--- begin Supplied information ---

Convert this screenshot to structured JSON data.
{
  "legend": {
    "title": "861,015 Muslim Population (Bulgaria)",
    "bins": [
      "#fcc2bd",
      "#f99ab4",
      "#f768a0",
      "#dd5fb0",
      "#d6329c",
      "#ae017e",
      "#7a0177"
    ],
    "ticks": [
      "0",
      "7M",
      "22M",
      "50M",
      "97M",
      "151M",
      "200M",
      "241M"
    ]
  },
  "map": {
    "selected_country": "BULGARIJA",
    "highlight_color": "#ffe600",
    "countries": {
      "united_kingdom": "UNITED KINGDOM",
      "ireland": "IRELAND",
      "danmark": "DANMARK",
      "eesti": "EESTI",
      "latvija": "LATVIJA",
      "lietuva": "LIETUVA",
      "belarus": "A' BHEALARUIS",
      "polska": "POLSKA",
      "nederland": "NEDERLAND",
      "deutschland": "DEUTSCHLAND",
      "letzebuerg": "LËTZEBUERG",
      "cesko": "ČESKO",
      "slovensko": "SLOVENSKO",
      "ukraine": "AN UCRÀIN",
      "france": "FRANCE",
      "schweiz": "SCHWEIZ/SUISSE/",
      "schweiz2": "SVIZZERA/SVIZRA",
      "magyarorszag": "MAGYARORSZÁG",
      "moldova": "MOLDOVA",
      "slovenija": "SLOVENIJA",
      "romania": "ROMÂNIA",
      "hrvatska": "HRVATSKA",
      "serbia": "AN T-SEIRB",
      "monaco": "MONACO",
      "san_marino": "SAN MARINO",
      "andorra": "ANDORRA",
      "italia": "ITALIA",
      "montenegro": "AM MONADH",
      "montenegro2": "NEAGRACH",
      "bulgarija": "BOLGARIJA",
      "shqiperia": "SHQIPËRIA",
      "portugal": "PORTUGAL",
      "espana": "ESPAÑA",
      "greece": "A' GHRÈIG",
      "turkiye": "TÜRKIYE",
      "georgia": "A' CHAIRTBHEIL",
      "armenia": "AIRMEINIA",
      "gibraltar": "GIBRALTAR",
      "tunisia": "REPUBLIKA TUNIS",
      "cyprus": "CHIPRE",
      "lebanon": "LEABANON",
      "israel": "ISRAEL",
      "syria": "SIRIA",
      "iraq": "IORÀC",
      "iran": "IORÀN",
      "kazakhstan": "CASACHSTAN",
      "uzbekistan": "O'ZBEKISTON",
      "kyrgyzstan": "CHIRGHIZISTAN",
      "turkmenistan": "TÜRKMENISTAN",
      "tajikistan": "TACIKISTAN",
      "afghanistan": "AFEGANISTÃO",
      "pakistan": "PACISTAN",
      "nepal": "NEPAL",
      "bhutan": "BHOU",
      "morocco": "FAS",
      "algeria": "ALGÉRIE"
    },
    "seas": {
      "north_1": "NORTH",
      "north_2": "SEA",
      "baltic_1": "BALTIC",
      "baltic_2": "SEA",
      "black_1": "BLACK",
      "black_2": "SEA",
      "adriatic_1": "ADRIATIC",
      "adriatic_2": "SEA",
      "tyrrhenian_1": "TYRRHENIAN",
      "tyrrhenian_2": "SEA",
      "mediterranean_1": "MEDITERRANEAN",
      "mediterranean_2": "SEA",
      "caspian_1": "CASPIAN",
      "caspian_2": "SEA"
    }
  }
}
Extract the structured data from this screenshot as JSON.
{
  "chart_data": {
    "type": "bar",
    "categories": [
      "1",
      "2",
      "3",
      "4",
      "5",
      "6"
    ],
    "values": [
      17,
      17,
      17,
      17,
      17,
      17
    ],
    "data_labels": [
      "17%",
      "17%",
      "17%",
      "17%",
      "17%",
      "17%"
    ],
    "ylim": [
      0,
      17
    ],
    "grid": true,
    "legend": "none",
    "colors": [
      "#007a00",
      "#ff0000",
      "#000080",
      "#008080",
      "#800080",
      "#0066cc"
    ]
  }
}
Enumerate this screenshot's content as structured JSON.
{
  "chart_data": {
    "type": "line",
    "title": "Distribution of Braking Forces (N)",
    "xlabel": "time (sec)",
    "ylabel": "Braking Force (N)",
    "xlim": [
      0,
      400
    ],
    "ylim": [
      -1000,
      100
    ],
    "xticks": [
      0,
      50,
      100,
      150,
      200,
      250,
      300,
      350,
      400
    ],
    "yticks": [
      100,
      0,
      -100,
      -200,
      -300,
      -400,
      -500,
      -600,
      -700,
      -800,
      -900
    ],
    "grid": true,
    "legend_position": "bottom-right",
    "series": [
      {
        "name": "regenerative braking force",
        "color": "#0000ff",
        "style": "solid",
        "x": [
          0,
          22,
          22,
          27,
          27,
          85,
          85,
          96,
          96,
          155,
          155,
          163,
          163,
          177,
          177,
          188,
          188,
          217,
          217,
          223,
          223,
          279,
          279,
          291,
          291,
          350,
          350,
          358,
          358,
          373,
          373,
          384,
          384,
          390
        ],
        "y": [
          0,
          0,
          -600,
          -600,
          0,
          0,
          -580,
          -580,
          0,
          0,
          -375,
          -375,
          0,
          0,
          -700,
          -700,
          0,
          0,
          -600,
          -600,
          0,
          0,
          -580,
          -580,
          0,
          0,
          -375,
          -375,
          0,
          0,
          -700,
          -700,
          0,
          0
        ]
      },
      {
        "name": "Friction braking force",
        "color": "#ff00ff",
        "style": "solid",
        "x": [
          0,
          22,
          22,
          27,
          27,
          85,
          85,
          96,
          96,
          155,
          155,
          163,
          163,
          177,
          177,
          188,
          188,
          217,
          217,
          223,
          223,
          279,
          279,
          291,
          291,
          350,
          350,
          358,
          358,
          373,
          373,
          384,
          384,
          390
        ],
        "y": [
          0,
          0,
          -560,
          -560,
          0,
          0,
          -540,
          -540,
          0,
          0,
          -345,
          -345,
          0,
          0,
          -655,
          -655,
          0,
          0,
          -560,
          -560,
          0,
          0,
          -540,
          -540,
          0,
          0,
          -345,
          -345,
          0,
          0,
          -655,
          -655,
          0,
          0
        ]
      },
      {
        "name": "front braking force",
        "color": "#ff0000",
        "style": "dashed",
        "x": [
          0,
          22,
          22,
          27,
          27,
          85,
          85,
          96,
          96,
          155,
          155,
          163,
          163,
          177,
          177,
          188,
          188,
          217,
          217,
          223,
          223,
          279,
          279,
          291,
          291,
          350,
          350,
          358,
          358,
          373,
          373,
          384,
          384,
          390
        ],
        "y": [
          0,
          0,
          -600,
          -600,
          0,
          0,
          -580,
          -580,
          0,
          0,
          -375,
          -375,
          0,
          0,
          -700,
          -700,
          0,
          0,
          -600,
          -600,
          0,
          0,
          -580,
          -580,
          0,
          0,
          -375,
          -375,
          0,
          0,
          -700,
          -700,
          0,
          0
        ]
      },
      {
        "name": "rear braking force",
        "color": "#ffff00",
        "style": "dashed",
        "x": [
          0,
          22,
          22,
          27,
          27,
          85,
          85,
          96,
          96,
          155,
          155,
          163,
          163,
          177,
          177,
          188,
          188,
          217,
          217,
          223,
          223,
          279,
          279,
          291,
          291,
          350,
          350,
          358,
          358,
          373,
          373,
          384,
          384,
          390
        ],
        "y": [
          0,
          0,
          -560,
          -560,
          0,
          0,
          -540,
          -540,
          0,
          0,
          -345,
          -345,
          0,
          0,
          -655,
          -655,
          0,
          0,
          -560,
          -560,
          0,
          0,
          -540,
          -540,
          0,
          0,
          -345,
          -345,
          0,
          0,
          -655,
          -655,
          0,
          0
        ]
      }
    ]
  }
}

--- end Supplied information ---

**The task**
Locate and copy each line in the data above that includes the word "name".

**Task result**
        "name": "regenerative braking force",
        "name": "Friction braking force",
        "name": "front braking force",
        "name": "rear braking force",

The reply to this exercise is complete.